:: Supplied material ::
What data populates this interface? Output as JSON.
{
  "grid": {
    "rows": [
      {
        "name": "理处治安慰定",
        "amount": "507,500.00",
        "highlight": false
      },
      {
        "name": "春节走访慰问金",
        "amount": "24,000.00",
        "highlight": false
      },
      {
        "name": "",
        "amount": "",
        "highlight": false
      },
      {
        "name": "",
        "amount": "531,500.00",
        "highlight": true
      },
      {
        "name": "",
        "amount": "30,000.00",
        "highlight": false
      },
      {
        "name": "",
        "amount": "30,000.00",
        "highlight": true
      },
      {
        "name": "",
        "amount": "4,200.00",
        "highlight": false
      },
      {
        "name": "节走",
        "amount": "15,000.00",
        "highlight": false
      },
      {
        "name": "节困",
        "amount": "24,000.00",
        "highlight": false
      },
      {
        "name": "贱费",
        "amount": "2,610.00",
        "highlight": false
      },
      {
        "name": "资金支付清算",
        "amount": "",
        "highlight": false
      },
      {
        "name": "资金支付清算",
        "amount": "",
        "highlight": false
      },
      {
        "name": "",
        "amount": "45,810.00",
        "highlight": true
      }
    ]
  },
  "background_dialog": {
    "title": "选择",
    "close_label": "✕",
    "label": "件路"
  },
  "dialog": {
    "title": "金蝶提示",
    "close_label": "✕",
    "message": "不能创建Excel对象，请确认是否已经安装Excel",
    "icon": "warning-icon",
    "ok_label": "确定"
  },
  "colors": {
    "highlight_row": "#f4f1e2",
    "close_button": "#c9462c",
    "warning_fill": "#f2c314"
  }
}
:::
— Your instructions —
Transcribe all lines as written.

— Response below —
What data populates this interface? Output as JSON.
{
  "grid": {
    "rows": [
      {
        "name": "理处治安慰定",
        "amount": "507,500.00",
        "highlight": false
      },
      {
        "name": "春节走访慰问金",
        "amount": "24,000.00",
        "highlight": false
      },
      {
        "name": "",
        "amount": "",
        "highlight": false
      },
      {
        "name": "",
        "amount": "531,500.00",
        "highlight": true
      },
      {
        "name": "",
        "amount": "30,000.00",
        "highlight": false
      },
      {
        "name": "",
        "amount": "30,000.00",
        "highlight": true
      },
      {
        "name": "",
        "amount": "4,200.00",
        "highlight": false
      },
      {
        "name": "节走",
        "amount": "15,000.00",
        "highlight": false
      },
      {
        "name": "节困",
        "amount": "24,000.00",
        "highlight": false
      },
      {
        "name": "贱费",
        "amount": "2,610.00",
        "highlight": false
      },
      {
        "name": "资金支付清算",
        "amount": "",
        "highlight": false
      },
      {
        "name": "资金支付清算",
        "amount": "",
        "highlight": false
      },
      {
        "name": "",
        "amount": "45,810.00",
        "highlight": true
      }
    ]
  },
  "background_dialog": {
    "title": "选择",
    "close_label": "✕",
    "label": "件路"
  },
  "dialog": {
    "title": "金蝶提示",
    "close_label": "✕",
    "message": "不能创建Excel对象，请确认是否已经安装Excel",
    "icon": "warning-icon",
    "ok_label": "确定"
  },
  "colors": {
    "highlight_row": "#f4f1e2",
    "close_button": "#c9462c",
    "warning_fill": "#f2c314"
  }
}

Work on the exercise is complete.